§ What you will do:
Give the count of lines holding the string "text" and nothing else.

## start Material shown

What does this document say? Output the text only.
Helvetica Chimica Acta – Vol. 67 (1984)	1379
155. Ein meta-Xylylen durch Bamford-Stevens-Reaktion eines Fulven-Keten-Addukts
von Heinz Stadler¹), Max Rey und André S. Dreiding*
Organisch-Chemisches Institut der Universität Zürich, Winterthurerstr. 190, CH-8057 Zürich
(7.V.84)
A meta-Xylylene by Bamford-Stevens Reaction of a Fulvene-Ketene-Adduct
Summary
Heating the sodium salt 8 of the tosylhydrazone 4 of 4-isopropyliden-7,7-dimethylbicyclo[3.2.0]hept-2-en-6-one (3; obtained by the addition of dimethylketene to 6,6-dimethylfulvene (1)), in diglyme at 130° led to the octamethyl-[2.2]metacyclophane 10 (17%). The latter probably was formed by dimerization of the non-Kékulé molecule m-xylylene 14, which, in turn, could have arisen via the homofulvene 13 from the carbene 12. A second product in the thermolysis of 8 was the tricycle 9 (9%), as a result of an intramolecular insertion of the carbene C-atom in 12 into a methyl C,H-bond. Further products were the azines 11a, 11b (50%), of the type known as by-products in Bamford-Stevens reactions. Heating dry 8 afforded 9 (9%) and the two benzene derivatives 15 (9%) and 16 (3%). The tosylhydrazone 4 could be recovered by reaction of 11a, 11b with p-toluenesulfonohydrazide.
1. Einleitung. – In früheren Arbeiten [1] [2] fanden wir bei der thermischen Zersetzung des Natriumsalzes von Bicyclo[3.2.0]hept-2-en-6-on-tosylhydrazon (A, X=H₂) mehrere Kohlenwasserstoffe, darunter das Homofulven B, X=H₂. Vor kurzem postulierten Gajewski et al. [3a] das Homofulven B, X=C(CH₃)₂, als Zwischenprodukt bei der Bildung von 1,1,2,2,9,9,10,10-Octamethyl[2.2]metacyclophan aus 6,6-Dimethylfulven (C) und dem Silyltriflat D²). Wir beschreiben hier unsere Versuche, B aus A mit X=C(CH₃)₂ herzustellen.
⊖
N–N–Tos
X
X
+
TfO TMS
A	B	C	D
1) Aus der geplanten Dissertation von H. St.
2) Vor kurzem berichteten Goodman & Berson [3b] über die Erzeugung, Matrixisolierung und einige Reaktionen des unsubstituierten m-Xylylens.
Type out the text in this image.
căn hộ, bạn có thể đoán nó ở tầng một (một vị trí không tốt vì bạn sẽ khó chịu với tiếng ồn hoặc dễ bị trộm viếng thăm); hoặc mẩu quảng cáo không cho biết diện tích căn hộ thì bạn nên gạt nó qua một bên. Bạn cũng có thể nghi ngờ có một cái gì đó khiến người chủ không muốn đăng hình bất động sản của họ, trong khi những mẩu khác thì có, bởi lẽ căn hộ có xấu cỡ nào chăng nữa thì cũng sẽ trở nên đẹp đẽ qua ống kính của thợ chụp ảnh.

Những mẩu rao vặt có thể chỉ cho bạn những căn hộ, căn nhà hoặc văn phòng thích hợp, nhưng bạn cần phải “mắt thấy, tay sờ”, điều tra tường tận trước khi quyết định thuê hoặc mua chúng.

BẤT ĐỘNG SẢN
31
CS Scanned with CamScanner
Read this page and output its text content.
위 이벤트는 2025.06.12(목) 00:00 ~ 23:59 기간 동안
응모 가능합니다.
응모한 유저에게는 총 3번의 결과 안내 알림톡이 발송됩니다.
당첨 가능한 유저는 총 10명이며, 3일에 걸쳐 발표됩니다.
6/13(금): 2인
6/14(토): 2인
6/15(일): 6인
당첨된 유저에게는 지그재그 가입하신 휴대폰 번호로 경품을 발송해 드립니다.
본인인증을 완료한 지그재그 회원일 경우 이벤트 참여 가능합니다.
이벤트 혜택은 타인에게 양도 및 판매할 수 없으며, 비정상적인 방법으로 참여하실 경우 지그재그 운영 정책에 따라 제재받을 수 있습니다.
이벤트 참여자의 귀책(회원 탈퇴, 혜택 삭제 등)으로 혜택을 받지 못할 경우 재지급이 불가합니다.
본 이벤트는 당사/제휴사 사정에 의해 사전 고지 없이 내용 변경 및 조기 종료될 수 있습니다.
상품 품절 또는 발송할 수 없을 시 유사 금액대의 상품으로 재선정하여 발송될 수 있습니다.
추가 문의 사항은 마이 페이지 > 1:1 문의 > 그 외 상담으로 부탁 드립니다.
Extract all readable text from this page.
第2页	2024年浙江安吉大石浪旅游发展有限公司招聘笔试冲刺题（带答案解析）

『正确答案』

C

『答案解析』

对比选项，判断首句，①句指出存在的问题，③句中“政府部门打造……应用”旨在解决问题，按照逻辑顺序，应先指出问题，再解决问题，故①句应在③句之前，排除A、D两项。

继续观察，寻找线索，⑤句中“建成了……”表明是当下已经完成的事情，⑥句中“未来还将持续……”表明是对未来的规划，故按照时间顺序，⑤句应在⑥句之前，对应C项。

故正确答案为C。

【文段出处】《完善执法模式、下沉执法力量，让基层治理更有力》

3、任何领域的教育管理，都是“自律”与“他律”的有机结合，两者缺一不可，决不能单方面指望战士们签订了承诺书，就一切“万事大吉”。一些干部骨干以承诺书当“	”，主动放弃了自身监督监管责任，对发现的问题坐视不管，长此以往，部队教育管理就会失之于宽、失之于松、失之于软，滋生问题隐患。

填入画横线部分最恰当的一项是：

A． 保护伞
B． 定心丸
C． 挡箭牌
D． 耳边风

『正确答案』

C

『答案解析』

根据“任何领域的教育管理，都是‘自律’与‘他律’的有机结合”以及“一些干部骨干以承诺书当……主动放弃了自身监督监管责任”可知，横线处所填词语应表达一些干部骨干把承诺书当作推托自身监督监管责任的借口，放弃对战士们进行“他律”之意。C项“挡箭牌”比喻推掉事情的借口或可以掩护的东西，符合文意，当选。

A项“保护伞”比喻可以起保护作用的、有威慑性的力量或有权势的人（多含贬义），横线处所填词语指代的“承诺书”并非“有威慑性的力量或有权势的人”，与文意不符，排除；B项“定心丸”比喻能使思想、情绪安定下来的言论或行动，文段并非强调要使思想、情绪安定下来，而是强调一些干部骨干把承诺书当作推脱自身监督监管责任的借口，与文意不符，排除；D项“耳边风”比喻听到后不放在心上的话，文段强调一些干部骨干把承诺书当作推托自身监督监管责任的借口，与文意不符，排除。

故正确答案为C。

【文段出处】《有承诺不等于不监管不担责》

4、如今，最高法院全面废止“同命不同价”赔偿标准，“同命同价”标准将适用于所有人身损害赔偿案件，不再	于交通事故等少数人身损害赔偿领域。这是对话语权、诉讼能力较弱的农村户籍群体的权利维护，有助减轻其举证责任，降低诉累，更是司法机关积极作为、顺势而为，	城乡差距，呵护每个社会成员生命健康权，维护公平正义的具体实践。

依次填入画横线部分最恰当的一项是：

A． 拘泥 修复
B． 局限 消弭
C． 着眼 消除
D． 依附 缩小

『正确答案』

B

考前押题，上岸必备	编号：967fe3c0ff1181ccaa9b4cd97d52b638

## end Material shown

§ Solved problem:
4